— begin Data entries —
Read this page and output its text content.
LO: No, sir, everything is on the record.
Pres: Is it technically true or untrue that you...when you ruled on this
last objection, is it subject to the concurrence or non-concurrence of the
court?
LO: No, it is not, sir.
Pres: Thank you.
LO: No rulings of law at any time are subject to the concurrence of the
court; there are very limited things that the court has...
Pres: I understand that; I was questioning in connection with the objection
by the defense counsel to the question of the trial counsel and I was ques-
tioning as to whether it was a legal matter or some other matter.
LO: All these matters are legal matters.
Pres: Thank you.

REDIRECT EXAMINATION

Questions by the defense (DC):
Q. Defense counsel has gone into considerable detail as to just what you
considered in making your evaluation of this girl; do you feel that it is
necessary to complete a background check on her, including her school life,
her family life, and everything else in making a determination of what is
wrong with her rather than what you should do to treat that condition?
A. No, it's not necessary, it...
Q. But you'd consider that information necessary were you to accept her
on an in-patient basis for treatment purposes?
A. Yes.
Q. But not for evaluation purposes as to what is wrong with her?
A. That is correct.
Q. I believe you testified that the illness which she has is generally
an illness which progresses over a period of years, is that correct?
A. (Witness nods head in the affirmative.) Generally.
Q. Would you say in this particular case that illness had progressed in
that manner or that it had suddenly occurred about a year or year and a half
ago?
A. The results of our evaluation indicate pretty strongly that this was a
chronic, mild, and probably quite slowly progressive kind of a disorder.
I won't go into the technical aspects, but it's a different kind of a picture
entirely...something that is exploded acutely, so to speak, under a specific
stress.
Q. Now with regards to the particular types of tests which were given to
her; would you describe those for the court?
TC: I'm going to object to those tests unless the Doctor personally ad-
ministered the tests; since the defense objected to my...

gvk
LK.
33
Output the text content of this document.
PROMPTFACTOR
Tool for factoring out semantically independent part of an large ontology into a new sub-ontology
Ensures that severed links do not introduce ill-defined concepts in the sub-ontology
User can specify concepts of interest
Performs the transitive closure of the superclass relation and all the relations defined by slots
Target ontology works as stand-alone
— end Data entries —
__Your task__: Gather each line of the records holding the string "counsel".

__Response below__:
by the defense counsel to the question of the trial counsel and I was ques-
Q. Defense counsel has gone into considerable detail as to just what you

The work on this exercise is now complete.